Dans le ventre de la Parole/6 - Après le "non" du prophète et le silence, son aventure divine continue
Luigino Bruni
publié dans Avvenire le 25/03/2024
Partout dans la ville, les hérauts de la cour diffusent le décret du souverain imposant de jeûner trois jours, de se vêtir de toile à sac et de supplier Dieu au milieu des larmes pour qu'il évite sa condamnation. Ils lèvent les nourrissons vers le ciel et, ruisselants de larmes, invoquent : « Écoute nos prières, au nom de ces innocents. »
L. Ginzberg, Les légendes des Juifs, VI
« Une seconde fois, cette parole du Seigneur fut adressée à Jonas : "Lève-toi, va à Ninive, la grande ville, et annonce-leur ce que je te dis. Jonas se leva et partit pour Ninive, selon la parole du Seigneur. » (Jonas 2, 1-3). Le livre de Jonas pourrait commencer par ces premiers versets du chapitre 3, qui rejoignent ceux des histoires des prophètes qui répondent à l'appel de Dieu et accomplissent la tâche qui leur a été confiée. Les deux premiers chapitres sont au contraire l'histoire d'un "non" prophétique et de ses conséquences. Des pages qui ne sont généralement ni écrites ni racontées, parce qu'elles sont celles du travail intérieur et extérieur des prophètes (et du nôtre). Ce sont les brouillons, les premières versions de chapitres rédigés, froissés et mis à la poubelle. L'auteur anonyme de l'Antiquité a préféré nous offrir aussi ces deux premiers chapitres. Et peut-être l'a-t-il fait non seulement par souci d'économie narrative, mais aussi pour enrichir et embellir la trame dramatique du récit. Les deux premiers chapitres nous ont fait pénétrer dans le laboratoire des vocations, dans les ateliers souvent poussiéreux où artisans et artistes composent leurs œuvres, dans les studios désordonnés où les écrivains créent leurs personnages (et où, parfois, les personnages engendrent leurs auteurs). La Bible nous a fait pénétrer dans la "cave à vin" de la maison de Dieu, dans l'intimité du dialogue secret entre Élohim et ses prophètes. Elle nous l'a raconté dans le code narratif propre à son époque, mais celui-ci parvient encore à nous parler - au moins un peu, au moins à certains. C'est ainsi que nous avons compris que la distance qui sépare l'incipit du chapitre 3 de celui du chapitre 1 est l'espace des libertés – celle de Dieu et celle de Jonas. C'est le lieu du temps et donc de l'histoire, car dans ces deux premiers chapitres, ce jeune prophète inexpérimenté est devenu un adulte, et il l'est devenu de la seule manière possible sur terre : en cherchant sa propre place dans le monde sans se contenter de ce que la vie ou Dieu avaient pensé pour lui.

Données enregistrées:
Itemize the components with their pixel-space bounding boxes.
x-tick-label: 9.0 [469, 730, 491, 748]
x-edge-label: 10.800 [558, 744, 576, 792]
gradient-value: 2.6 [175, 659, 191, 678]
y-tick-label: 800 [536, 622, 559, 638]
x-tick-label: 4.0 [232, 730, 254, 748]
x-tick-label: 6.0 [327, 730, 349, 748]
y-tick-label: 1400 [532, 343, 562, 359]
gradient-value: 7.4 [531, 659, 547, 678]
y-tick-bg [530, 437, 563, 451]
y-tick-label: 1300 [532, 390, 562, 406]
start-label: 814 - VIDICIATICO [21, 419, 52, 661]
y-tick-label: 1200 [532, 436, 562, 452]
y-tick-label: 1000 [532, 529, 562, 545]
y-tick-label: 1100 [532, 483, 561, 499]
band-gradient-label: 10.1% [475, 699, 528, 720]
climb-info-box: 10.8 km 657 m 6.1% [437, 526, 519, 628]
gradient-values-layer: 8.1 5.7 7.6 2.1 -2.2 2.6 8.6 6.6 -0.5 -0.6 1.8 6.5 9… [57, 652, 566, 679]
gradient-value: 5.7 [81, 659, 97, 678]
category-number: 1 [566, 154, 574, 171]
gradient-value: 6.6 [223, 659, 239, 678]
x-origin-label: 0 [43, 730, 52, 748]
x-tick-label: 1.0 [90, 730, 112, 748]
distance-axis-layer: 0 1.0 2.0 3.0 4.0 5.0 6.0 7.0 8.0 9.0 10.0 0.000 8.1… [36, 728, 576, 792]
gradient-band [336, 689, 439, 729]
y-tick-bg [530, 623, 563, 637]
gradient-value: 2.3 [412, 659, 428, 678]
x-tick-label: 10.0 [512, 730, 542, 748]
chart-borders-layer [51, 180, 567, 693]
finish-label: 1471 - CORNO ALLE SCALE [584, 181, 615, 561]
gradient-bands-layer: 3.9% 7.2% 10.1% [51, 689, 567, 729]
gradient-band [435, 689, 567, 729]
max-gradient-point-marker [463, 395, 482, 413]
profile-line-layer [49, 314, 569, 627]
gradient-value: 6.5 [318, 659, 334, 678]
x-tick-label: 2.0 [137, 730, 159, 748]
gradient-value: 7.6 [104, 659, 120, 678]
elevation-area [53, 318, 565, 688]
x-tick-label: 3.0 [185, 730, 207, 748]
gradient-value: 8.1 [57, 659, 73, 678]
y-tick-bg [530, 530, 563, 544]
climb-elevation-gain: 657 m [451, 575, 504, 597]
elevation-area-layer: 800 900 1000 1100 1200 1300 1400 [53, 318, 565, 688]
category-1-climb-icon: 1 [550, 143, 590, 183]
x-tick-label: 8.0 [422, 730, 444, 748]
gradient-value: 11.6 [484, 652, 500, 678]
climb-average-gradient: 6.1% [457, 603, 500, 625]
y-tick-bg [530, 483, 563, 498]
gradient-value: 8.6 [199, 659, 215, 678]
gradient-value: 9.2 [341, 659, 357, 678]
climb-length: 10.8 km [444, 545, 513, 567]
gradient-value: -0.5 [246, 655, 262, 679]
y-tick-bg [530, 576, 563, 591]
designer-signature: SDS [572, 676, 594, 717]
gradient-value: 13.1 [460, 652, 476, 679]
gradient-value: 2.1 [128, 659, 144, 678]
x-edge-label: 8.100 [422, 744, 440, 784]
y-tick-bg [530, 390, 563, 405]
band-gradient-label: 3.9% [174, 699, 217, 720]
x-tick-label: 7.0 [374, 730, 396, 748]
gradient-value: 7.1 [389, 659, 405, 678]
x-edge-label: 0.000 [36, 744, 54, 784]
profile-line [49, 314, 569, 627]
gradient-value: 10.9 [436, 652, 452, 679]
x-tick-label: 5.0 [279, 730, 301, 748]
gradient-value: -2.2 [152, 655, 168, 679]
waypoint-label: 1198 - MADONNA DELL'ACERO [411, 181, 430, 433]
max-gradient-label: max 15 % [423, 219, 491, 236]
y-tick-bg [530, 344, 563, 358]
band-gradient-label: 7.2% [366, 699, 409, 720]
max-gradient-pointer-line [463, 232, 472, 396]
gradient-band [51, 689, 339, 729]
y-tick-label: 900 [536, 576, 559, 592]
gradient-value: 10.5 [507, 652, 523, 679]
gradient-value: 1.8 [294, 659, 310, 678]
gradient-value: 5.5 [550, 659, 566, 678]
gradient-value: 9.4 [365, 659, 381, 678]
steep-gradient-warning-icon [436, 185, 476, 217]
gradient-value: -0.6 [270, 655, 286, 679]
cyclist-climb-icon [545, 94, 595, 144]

Objectif fixé 1: D'après l'article sur le livre de Jonas, que racontent les deux premiers chapitres de ce livre ?
Objectif fixé 2: Rédigez la suite de l'article sur le livre de Jonas, en partant de sa dernière phrase.

Résultat attendu 1: L'histoire d'un « non » prophétique et de ses conséquences.

Résultat attendu 2:
Dans l'espace narratif éthique et spirituel des deux premiers chapitres, Jonas le fils d'Amittai est devenu Jonas le prophète ; il a d'abord été l'un des nombreux prophètes formés par les écoles prophétiques du Nord, puis il est devenu quelqu'un qui a décidé librement d'occuper la place qui lui avait déjà été assignée. Et même lorsqu'il a fini par comprendre que les deux places n'en faisaient qu'une, cette place dans le monde n'était plus celle qu'il occupait auparavant : désormais il l'a choisie, il a dit oui à un destin qui, librement accepté, est devenu une partition écrite et jouée conjointement par Jonas et Dieu. Toute vocation est la rencontre de deux oui, c'est un pacte entre deux gratuités, le mariage de deux libertés différentes et égales en dignité.
On peut se demander si Jésus, dans l'évangile de Luc, lorsqu’il raconte la parabole du fils prodigue, n'a pas aussi pensé à Jonas (souvent cité dans les évangiles). Jonas commence son histoire par un non, il va dans la direction opposée à celle indiquée, il se retrouve en mauvaise compagnie, une tempête (la famine) le rattrape, et, parvenu au bout de sa chute, du fond de la porcherie il s'est "relevé", dans cet abîme infernal, il inverse le cours de sa vie : il revient. YHWH ne dit pas un mot au moment où Jonas s'en va. Il ne l'empêche pas d'entamer sa descente vers Tarsis, il lui laisse toute la liberté et tout le prix à payer pour devenir adulte. Comme dans la parabole du fils prodigue, et lorsque celui-ci revient à la maison, son Père ne lui adresse aucun reproche : seulement accolade, bague, sandales, banquet. Comme dans Jonas : au chapitre 3, l'histoire entre Jonas et Dieu reprend sans aucune parole de reproche ou de déception de la part de YHWH. Deux silences avant et deux silences après, parce que le silence est l’expression la plus belle au moment des départs et des retrouvailles. Dans la parabole de Luc, les glands des porcheries ne sont pas moins importants que le veau gras, car la valeur et le sens des banquets familiaux ne sont pleinement compris qu’après avoir envié la nourriture des porcs. Il en va de même pour Jonas.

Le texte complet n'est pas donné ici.